Write out each line that follows exactly as it stands, without the pictures.

• DATA SHOWN:
** begin **

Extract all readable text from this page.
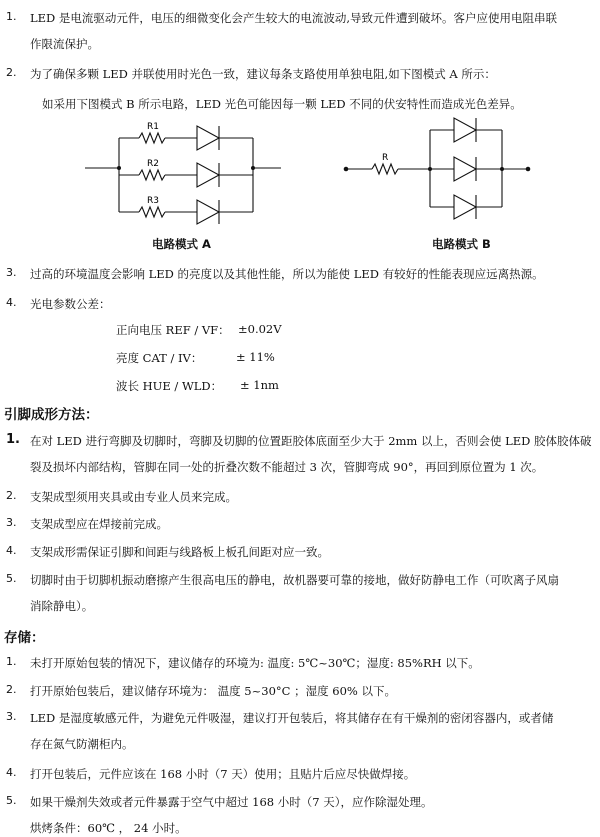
1. LED 是电流驱动元件，电压的细微变化会产生较大的电流波动,导致元件遭到破坏。客户应使用电阻串联
作限流保护。
2. 为了确保多颗 LED 并联使用时光色一致，建议每条支路使用单独电阻,如下图模式 A 所示：
如采用下图模式 B 所示电路，LED 光色可能因每一颗 LED 不同的伏安特性而造成光色差异。
R1
R2
R3
电路模式 A
R
电路模式 B
3. 过高的环境温度会影响 LED 的亮度以及其他性能，所以为能使 LED 有较好的性能表现应远离热源。
4. 光电参数公差：
正向电压 REF / VF： ±0.02V
亮度 CAT / IV：	± 11%
波长 HUE / WLD： ± 1nm
引脚成形方法：
1. 在对 LED 进行弯脚及切脚时，弯脚及切脚的位置距胶体底面至少大于 2mm 以上，否则会使 LED 胶体胶体破
裂及损坏内部结构，管脚在同一处的折叠次数不能超过 3 次，管脚弯成 90°，再回到原位置为 1 次。
2. 支架成型须用夹具或由专业人员来完成。
3. 支架成型应在焊接前完成。
4. 支架成形需保证引脚和间距与线路板上板孔间距对应一致。
5. 切脚时由于切脚机振动磨擦产生很高电压的静电，故机器要可靠的接地，做好防静电工作（可吹离子风扇
消除静电）。
存储：
1. 未打开原始包装的情况下，建议储存的环境为: 温度: 5℃~30℃；湿度: 85%RH 以下。
2. 打开原始包装后，建议储存环境为： 温度 5~30°C ；湿度 60% 以下。
3. LED 是湿度敏感元件，为避免元件吸湿，建议打开包装后，将其储存在有干燥剂的密闭容器内，或者储
存在氮气防潮柜内。
4. 打开包装后，元件应该在 168 小时（7 天）使用；且贴片后应尽快做焊接。
5. 如果干燥剂失效或者元件暴露于空气中超过 168 小时（7 天），应作除湿处理。
烘烤条件：60℃ ， 24 小时。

** end **

• EXERCISE RESPONSE:
Extract all readable text from this page.
1. LED 是电流驱动元件，电压的细微变化会产生较大的电流波动,导致元件遭到破坏。客户应使用电阻串联
作限流保护。
2. 为了确保多颗 LED 并联使用时光色一致，建议每条支路使用单独电阻,如下图模式 A 所示：
如采用下图模式 B 所示电路，LED 光色可能因每一颗 LED 不同的伏安特性而造成光色差异。
R1
R2
R3
电路模式 A
R
电路模式 B
3. 过高的环境温度会影响 LED 的亮度以及其他性能，所以为能使 LED 有较好的性能表现应远离热源。
4. 光电参数公差：
正向电压 REF / VF： ±0.02V
亮度 CAT / IV：	± 11%
波长 HUE / WLD： ± 1nm
引脚成形方法：
1. 在对 LED 进行弯脚及切脚时，弯脚及切脚的位置距胶体底面至少大于 2mm 以上，否则会使 LED 胶体胶体破
裂及损坏内部结构，管脚在同一处的折叠次数不能超过 3 次，管脚弯成 90°，再回到原位置为 1 次。
2. 支架成型须用夹具或由专业人员来完成。
3. 支架成型应在焊接前完成。
4. 支架成形需保证引脚和间距与线路板上板孔间距对应一致。
5. 切脚时由于切脚机振动磨擦产生很高电压的静电，故机器要可靠的接地，做好防静电工作（可吹离子风扇
消除静电）。
存储：
1. 未打开原始包装的情况下，建议储存的环境为: 温度: 5℃~30℃；湿度: 85%RH 以下。
2. 打开原始包装后，建议储存环境为： 温度 5~30°C ；湿度 60% 以下。
3. LED 是湿度敏感元件，为避免元件吸湿，建议打开包装后，将其储存在有干燥剂的密闭容器内，或者储
存在氮气防潮柜内。
4. 打开包装后，元件应该在 168 小时（7 天）使用；且贴片后应尽快做焊接。
5. 如果干燥剂失效或者元件暴露于空气中超过 168 小时（7 天），应作除湿处理。
烘烤条件：60℃ ， 24 小时。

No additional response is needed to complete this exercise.